## GOAL A:
Swap "cross-sectional view" for "sectional view" in the dataset records, starting at the first line of the listing and stopping after the line that contains "The attachment 12 is at (626, 302).". Give back only those lines, with every other word left as it is.

## SELECTION:
15:28 – Emmet Penney

I mean, it also makes you incredibly skeptical of people who are acting like they’re tens. You know, I think that’s the that’s the main thing was one of the main benefits I’ve gotten from working on it is I’m like, well, I don’t know, like, what that situation is, but I know that that guy can’t be right about what he says that it is, you know, like, that’s so that’s been helpful. I will say that. You know, when I got sober, that was an incredible lesson in spiritual humility. And I will say that working at Good Grief, which is a news digest for the most part, you know, we do some other stuff over there too, and I do the whole thing lock, stock, and barrel, you know, every day, is that it has been intellectually humbling at the same level.

 

16:14 – Emmet Penney

You know, I think I went into this at the start of the Ukraine war, and one of the things that a lot of people sort of in our orbit were saying, and I think I also said this myself, is like commodities are back, commodities are king, energy runs everything. And that’s still true. I don’t want to say that those things aren’t important, but I think I over drank from that cup. You know, I did that, if I’m going to be completely honest, is I sort of bought into that narrative because it made up for my lack of knowledge in economics.

 

16:51 – Emmet Penney

And I was like, well, here’s a domain I already know something about and I can grab onto it. And there seems to be this crisis where people are making stupid decisions about energy. And that’s true, that did happen. And all these unforeseen consequences are happening. What if this is sort of the master key to understanding all of this? And in watching the way that, you know, Germany did a lot of fuel swapping to coal and all sorts of things. Some economists did some great work on that that disproved certain things that I had really believed were going on in the German economy.

 

17:21 – Emmet Penney

I realized that I basically just don’t know anywhere near as much as I thought, and that I was sort of covering up for a lack of knowledge in a different domain by, I think, being overconfident. And some of that stuff, when you’re writing in public or when you’re, you know, doing any of this stuff, you have to learn real time. And that’s painful. Right. Like that’s your name in the byline. It doesn’t mean that I like I think I misrepresented reality, but I think anybody who’s. Been. In this.

## GOAL B:
List every timestamp that appears in the transcript.

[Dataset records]
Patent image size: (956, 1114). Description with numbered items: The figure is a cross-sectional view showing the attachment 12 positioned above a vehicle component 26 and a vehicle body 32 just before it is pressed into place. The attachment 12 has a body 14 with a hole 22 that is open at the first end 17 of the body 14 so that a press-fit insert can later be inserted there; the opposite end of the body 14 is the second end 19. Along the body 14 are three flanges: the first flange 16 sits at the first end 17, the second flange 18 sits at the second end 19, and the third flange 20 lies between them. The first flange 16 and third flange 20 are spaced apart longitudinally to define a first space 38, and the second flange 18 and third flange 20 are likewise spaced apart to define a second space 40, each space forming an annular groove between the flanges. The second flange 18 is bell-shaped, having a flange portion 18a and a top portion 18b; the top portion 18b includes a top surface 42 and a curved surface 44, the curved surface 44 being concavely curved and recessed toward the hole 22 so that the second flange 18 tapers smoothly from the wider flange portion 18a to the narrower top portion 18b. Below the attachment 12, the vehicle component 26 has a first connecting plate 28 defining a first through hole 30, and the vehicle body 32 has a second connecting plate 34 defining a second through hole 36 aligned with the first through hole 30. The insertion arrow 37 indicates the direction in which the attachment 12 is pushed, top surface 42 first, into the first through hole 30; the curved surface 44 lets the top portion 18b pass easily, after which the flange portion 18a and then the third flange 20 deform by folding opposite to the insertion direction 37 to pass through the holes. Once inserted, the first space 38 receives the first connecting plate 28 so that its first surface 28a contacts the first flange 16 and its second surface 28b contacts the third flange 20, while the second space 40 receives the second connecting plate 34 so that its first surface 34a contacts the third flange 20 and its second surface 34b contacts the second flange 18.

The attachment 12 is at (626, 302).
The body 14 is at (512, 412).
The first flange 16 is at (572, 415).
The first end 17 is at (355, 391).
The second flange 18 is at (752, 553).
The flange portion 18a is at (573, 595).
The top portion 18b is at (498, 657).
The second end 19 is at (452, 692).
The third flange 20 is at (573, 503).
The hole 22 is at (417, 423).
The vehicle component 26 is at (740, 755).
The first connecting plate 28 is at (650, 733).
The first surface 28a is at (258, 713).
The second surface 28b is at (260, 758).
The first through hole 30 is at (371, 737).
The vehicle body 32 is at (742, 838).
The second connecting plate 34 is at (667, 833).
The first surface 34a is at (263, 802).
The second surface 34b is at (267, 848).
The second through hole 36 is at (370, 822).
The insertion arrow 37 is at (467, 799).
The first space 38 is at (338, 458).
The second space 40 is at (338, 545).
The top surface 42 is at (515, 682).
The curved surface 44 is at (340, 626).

## FULL OUTPUT A:
Patent image size: (956, 1114). Description with numbered items: The figure is a sectional view showing the attachment 12 positioned above a vehicle component 26 and a vehicle body 32 just before it is pressed into place. The attachment 12 has a body 14 with a hole 22 that is open at the first end 17 of the body 14 so that a press-fit insert can later be inserted there; the opposite end of the body 14 is the second end 19. Along the body 14 are three flanges: the first flange 16 sits at the first end 17, the second flange 18 sits at the second end 19, and the third flange 20 lies between them. The first flange 16 and third flange 20 are spaced apart longitudinally to define a first space 38, and the second flange 18 and third flange 20 are likewise spaced apart to define a second space 40, each space forming an annular groove between the flanges. The second flange 18 is bell-shaped, having a flange portion 18a and a top portion 18b; the top portion 18b includes a top surface 42 and a curved surface 44, the curved surface 44 being concavely curved and recessed toward the hole 22 so that the second flange 18 tapers smoothly from the wider flange portion 18a to the narrower top portion 18b. Below the attachment 12, the vehicle component 26 has a first connecting plate 28 defining a first through hole 30, and the vehicle body 32 has a second connecting plate 34 defining a second through hole 36 aligned with the first through hole 30. The insertion arrow 37 indicates the direction in which the attachment 12 is pushed, top surface 42 first, into the first through hole 30; the curved surface 44 lets the top portion 18b pass easily, after which the flange portion 18a and then the third flange 20 deform by folding opposite to the insertion direction 37 to pass through the holes. Once inserted, the first space 38 receives the first connecting plate 28 so that its first surface 28a contacts the first flange 16 and its second surface 28b contacts the third flange 20, while the second space 40 receives the second connecting plate 34 so that its first surface 34a contacts the third flange 20 and its second surface 34b contacts the second flange 18.

The attachment 12 is at (626, 302).

## FULL OUTPUT B:
15:28, 16:14, 16:51, 17:21